Locate the word "name" in the entries below, then gather every line that holds it.

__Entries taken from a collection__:
▬▬▬▬▬▬▬▬▬▬

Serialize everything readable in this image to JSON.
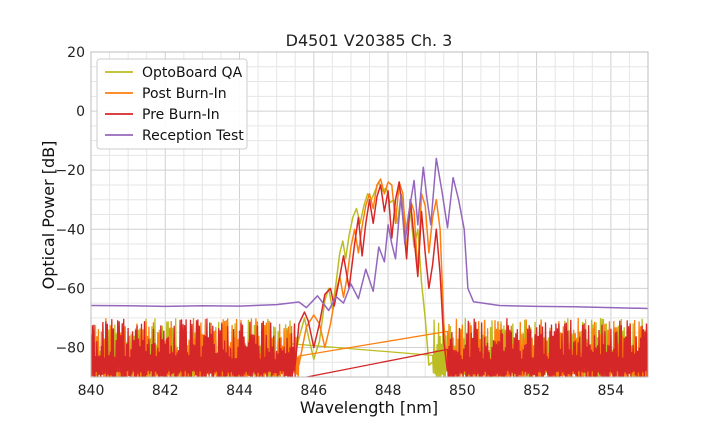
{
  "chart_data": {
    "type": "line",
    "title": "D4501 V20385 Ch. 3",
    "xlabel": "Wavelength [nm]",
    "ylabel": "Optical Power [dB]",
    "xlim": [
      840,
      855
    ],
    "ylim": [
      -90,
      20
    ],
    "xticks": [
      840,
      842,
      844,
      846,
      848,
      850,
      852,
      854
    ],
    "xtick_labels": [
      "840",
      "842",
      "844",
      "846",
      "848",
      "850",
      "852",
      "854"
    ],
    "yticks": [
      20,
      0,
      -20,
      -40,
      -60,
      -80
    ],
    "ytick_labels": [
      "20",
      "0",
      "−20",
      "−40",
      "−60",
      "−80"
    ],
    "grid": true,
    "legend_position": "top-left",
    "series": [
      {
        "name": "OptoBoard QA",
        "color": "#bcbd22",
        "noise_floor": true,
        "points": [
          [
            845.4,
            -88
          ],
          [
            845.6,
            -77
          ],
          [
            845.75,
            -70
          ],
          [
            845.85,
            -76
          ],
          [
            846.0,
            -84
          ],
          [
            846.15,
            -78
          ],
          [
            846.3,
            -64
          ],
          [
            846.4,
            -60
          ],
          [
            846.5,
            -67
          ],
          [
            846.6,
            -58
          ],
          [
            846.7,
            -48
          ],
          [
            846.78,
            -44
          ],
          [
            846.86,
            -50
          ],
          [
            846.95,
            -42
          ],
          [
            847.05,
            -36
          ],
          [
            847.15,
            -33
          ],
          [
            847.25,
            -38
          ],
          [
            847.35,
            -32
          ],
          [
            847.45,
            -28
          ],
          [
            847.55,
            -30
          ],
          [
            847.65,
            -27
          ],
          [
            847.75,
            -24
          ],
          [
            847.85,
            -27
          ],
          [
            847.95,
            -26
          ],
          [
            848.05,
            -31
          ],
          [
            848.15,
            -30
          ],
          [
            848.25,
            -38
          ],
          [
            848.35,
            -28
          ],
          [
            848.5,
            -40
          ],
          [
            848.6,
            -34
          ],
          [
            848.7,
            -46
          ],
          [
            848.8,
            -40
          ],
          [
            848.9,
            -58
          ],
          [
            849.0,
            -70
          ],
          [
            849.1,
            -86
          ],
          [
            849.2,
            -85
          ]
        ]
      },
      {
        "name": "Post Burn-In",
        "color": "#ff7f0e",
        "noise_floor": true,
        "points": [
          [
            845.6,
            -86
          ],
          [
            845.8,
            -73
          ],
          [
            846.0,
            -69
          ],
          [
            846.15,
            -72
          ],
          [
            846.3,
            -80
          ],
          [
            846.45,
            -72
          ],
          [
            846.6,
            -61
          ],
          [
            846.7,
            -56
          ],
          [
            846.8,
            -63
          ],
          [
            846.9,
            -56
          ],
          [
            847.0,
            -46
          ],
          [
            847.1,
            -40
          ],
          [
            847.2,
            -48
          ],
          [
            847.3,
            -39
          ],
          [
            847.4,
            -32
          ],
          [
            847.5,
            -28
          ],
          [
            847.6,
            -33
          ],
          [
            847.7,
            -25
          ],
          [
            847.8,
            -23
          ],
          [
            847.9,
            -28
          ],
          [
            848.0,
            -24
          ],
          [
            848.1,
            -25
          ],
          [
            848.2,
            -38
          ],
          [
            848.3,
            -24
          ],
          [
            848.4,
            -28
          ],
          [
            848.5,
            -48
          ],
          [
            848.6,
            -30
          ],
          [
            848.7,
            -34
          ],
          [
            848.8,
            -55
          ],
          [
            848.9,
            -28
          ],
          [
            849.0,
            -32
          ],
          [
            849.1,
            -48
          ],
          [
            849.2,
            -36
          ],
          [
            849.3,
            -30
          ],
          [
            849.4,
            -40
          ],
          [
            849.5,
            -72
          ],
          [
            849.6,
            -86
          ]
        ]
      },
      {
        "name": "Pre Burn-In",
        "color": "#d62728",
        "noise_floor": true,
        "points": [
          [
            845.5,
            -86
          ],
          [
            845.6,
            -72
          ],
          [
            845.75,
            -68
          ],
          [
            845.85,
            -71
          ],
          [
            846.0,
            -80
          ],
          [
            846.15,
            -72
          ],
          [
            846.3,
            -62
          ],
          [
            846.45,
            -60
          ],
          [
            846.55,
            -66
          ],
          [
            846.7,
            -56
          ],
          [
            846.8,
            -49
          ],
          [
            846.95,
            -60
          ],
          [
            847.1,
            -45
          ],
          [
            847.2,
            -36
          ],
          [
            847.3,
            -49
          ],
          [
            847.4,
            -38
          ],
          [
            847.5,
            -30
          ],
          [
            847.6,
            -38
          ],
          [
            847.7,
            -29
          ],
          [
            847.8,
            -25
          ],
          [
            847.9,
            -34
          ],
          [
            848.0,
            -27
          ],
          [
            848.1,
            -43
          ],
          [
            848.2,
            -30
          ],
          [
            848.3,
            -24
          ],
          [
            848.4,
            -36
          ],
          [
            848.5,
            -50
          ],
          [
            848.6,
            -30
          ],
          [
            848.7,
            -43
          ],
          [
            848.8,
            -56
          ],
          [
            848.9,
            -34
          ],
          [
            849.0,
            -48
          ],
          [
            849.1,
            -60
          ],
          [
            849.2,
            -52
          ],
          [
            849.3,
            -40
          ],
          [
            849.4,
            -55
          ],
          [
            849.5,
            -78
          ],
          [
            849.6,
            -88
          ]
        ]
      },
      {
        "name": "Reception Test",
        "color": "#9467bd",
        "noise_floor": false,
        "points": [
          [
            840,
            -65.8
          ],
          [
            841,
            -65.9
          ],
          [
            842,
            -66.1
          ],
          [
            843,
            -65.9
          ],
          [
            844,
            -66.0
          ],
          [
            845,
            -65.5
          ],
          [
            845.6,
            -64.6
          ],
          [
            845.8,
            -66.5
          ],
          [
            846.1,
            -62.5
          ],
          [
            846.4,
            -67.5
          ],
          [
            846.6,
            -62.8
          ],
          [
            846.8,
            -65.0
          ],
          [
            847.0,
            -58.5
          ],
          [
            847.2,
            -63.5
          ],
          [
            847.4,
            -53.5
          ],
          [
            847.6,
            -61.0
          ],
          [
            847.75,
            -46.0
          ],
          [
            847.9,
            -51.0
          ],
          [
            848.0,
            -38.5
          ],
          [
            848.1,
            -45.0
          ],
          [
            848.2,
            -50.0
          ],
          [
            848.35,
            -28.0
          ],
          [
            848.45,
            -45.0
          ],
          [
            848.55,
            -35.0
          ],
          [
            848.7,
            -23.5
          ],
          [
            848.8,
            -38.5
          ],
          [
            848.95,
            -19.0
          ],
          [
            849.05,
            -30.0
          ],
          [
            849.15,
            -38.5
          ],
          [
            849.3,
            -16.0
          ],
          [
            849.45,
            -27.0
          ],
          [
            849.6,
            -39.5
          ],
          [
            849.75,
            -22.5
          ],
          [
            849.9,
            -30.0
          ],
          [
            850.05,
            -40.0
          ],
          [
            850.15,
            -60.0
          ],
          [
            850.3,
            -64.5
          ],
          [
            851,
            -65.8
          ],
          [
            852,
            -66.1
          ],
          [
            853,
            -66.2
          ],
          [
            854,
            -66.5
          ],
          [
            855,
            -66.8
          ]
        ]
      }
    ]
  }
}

▬▬▬▬▬▬▬▬▬▬

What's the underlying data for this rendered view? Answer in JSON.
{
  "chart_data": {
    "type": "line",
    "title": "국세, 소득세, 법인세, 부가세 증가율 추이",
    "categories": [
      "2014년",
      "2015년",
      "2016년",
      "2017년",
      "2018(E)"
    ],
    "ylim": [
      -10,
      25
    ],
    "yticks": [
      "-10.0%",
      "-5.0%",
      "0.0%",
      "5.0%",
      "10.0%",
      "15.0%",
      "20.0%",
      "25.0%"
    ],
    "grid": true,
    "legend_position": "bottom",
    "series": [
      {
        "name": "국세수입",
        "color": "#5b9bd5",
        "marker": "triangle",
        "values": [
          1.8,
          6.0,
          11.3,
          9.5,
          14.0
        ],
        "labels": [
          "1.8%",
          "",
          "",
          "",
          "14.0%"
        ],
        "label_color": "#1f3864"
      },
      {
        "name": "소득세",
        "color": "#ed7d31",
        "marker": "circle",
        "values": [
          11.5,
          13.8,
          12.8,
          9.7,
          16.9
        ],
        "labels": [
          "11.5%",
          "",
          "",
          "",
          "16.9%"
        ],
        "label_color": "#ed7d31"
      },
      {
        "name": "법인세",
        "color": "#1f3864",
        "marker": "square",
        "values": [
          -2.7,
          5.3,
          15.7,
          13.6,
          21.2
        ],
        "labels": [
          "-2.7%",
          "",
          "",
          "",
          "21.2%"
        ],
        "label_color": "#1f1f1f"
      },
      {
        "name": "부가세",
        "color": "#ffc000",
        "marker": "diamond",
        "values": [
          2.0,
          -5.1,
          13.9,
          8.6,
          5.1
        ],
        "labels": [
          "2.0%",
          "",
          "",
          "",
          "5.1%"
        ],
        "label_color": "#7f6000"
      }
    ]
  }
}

▬▬▬▬▬▬▬▬▬▬

__Right answer__:
        "name": "OptoBoard QA",
        "name": "Post Burn-In",
        "name": "Pre Burn-In",
        "name": "Reception Test",
        "name": "국세수입",
        "name": "소득세",
        "name": "법인세",
        "name": "부가세",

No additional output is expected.